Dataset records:
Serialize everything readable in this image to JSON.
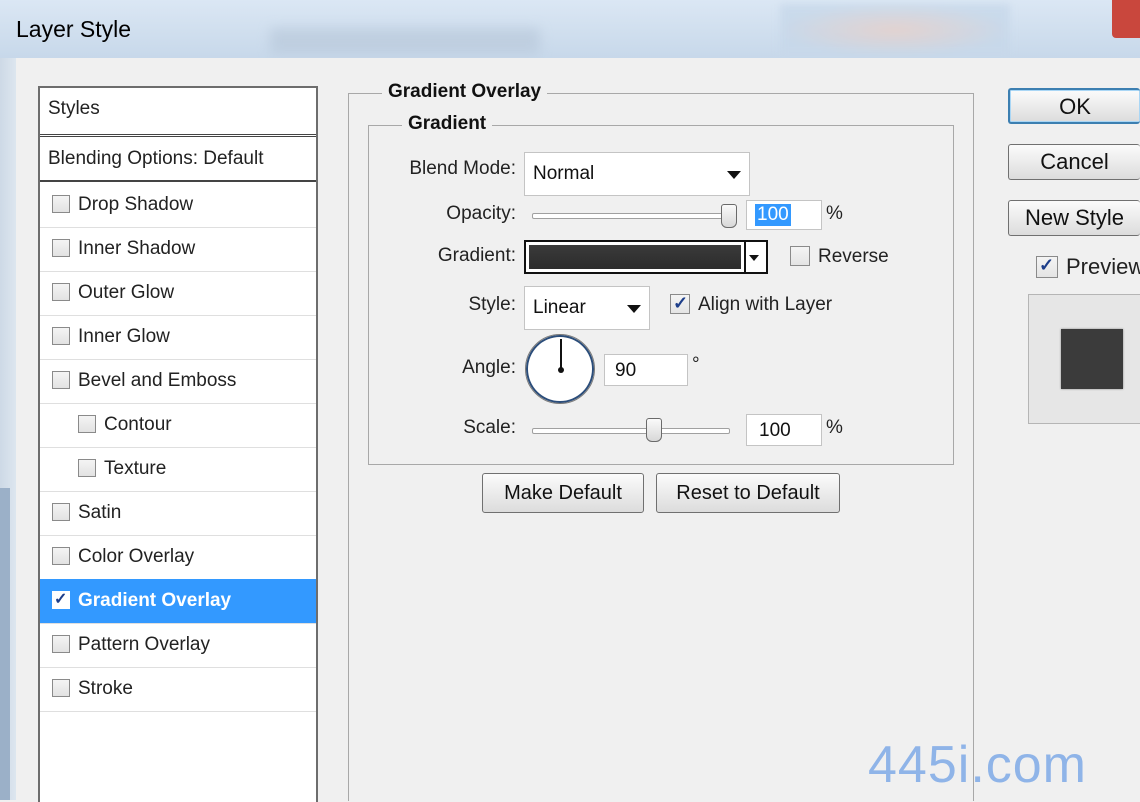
{
  "window": {
    "title": "Layer Style"
  },
  "styles_panel": {
    "header": "Styles",
    "blending_options": "Blending Options: Default",
    "items": [
      {
        "label": "Drop Shadow",
        "checked": false
      },
      {
        "label": "Inner Shadow",
        "checked": false
      },
      {
        "label": "Outer Glow",
        "checked": false
      },
      {
        "label": "Inner Glow",
        "checked": false
      },
      {
        "label": "Bevel and Emboss",
        "checked": false
      },
      {
        "label": "Contour",
        "checked": false
      },
      {
        "label": "Texture",
        "checked": false
      },
      {
        "label": "Satin",
        "checked": false
      },
      {
        "label": "Color Overlay",
        "checked": false
      },
      {
        "label": "Gradient Overlay",
        "checked": true,
        "selected": true
      },
      {
        "label": "Pattern Overlay",
        "checked": false
      },
      {
        "label": "Stroke",
        "checked": false
      }
    ],
    "selected_color": "#3399ff"
  },
  "gradient_overlay": {
    "title": "Gradient Overlay",
    "group_title": "Gradient",
    "blend_mode_label": "Blend Mode:",
    "blend_mode_value": "Normal",
    "opacity_label": "Opacity:",
    "opacity_value": "100",
    "opacity_unit": "%",
    "gradient_label": "Gradient:",
    "reverse_label": "Reverse",
    "reverse_checked": false,
    "style_label": "Style:",
    "style_value": "Linear",
    "align_label": "Align with Layer",
    "align_checked": true,
    "angle_label": "Angle:",
    "angle_value": "90",
    "angle_unit": "°",
    "scale_label": "Scale:",
    "scale_value": "100",
    "scale_unit": "%",
    "make_default": "Make Default",
    "reset_default": "Reset to Default"
  },
  "side_buttons": {
    "ok": "OK",
    "cancel": "Cancel",
    "new_style": "New Style",
    "preview_label": "Preview",
    "preview_checked": true
  },
  "icons": [
    "checkbox-check-icon",
    "dropdown-arrow-icon",
    "angle-dial-icon",
    "slider-thumb-icon",
    "window-close-icon"
  ],
  "watermark": "445i.com"
}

▶ [Given request]:
Pictures are to be left out; repeat all the remaining data exactly.

▶ [Solution]:
Serialize everything readable in this image to JSON.
{
  "window": {
    "title": "Layer Style"
  },
  "styles_panel": {
    "header": "Styles",
    "blending_options": "Blending Options: Default",
    "items": [
      {
        "label": "Drop Shadow",
        "checked": false
      },
      {
        "label": "Inner Shadow",
        "checked": false
      },
      {
        "label": "Outer Glow",
        "checked": false
      },
      {
        "label": "Inner Glow",
        "checked": false
      },
      {
        "label": "Bevel and Emboss",
        "checked": false
      },
      {
        "label": "Contour",
        "checked": false
      },
      {
        "label": "Texture",
        "checked": false
      },
      {
        "label": "Satin",
        "checked": false
      },
      {
        "label": "Color Overlay",
        "checked": false
      },
      {
        "label": "Gradient Overlay",
        "checked": true,
        "selected": true
      },
      {
        "label": "Pattern Overlay",
        "checked": false
      },
      {
        "label": "Stroke",
        "checked": false
      }
    ],
    "selected_color": "#3399ff"
  },
  "gradient_overlay": {
    "title": "Gradient Overlay",
    "group_title": "Gradient",
    "blend_mode_label": "Blend Mode:",
    "blend_mode_value": "Normal",
    "opacity_label": "Opacity:",
    "opacity_value": "100",
    "opacity_unit": "%",
    "gradient_label": "Gradient:",
    "reverse_label": "Reverse",
    "reverse_checked": false,
    "style_label": "Style:",
    "style_value": "Linear",
    "align_label": "Align with Layer",
    "align_checked": true,
    "angle_label": "Angle:",
    "angle_value": "90",
    "angle_unit": "°",
    "scale_label": "Scale:",
    "scale_value": "100",
    "scale_unit": "%",
    "make_default": "Make Default",
    "reset_default": "Reset to Default"
  },
  "side_buttons": {
    "ok": "OK",
    "cancel": "Cancel",
    "new_style": "New Style",
    "preview_label": "Preview",
    "preview_checked": true
  },
  "icons": [
    "checkbox-check-icon",
    "dropdown-arrow-icon",
    "angle-dial-icon",
    "slider-thumb-icon",
    "window-close-icon"
  ],
  "watermark": "445i.com"
}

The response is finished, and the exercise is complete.